STATED TASK: Write out the material exactly. Do not include the pictures.

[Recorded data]
§ §
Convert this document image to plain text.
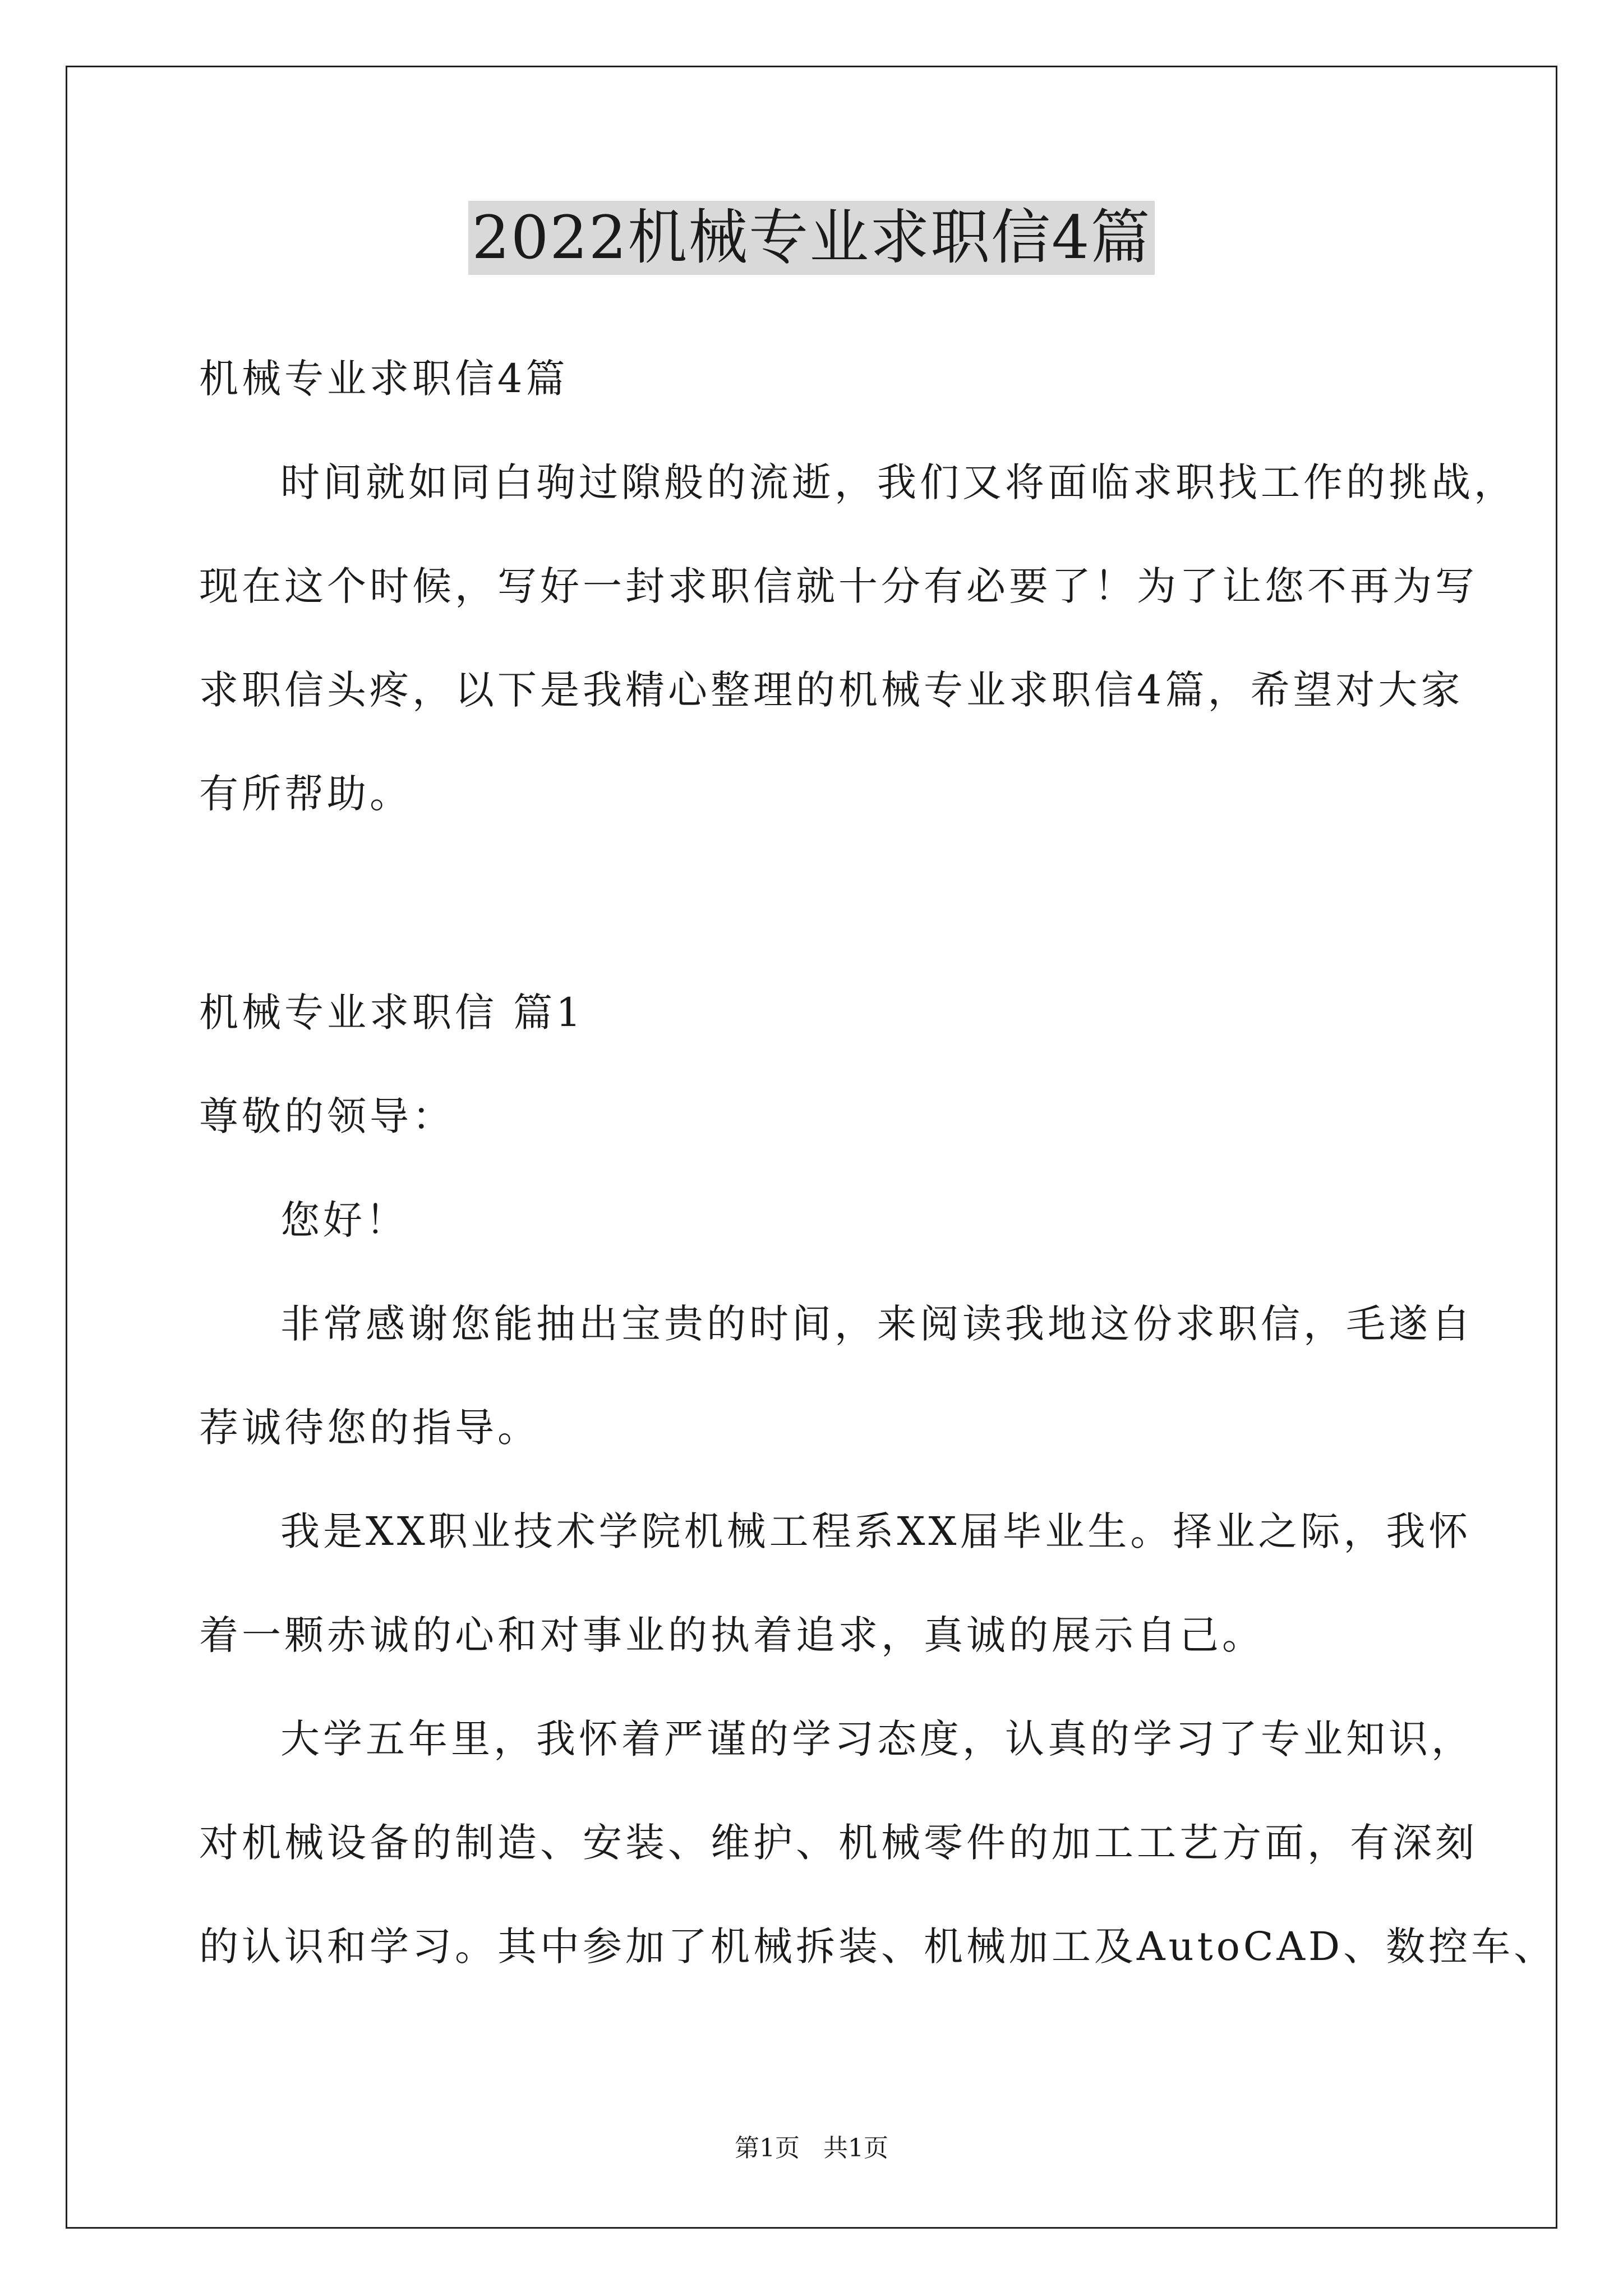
2022机械专业求职信4篇
机械专业求职信4篇
时间就如同白驹过隙般的流逝，我们又将面临求职找工作的挑战，
现在这个时候，写好一封求职信就十分有必要了！为了让您不再为写
求职信头疼，以下是我精心整理的机械专业求职信4篇，希望对大家
有所帮助。
机械专业求职信 篇1
尊敬的领导：
您好！
非常感谢您能抽出宝贵的时间，来阅读我地这份求职信，毛遂自
荐诚待您的指导。
我是XX职业技术学院机械工程系XX届毕业生。择业之际，我怀
着一颗赤诚的心和对事业的执着追求，真诚的展示自己。
大学五年里，我怀着严谨的学习态度，认真的学习了专业知识，
对机械设备的制造、安装、维护、机械零件的加工工艺方面，有深刻
的认识和学习。其中参加了机械拆装、机械加工及AutoCAD、数控车、
第1页   共1页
§ §
THE SOLUTION:
Convert this document image to plain text.
2022机械专业求职信4篇
机械专业求职信4篇
时间就如同白驹过隙般的流逝，我们又将面临求职找工作的挑战，
现在这个时候，写好一封求职信就十分有必要了！为了让您不再为写
求职信头疼，以下是我精心整理的机械专业求职信4篇，希望对大家
有所帮助。
机械专业求职信 篇1
尊敬的领导：
您好！
非常感谢您能抽出宝贵的时间，来阅读我地这份求职信，毛遂自
荐诚待您的指导。
我是XX职业技术学院机械工程系XX届毕业生。择业之际，我怀
着一颗赤诚的心和对事业的执着追求，真诚的展示自己。
大学五年里，我怀着严谨的学习态度，认真的学习了专业知识，
对机械设备的制造、安装、维护、机械零件的加工工艺方面，有深刻
的认识和学习。其中参加了机械拆装、机械加工及AutoCAD、数控车、
第1页   共1页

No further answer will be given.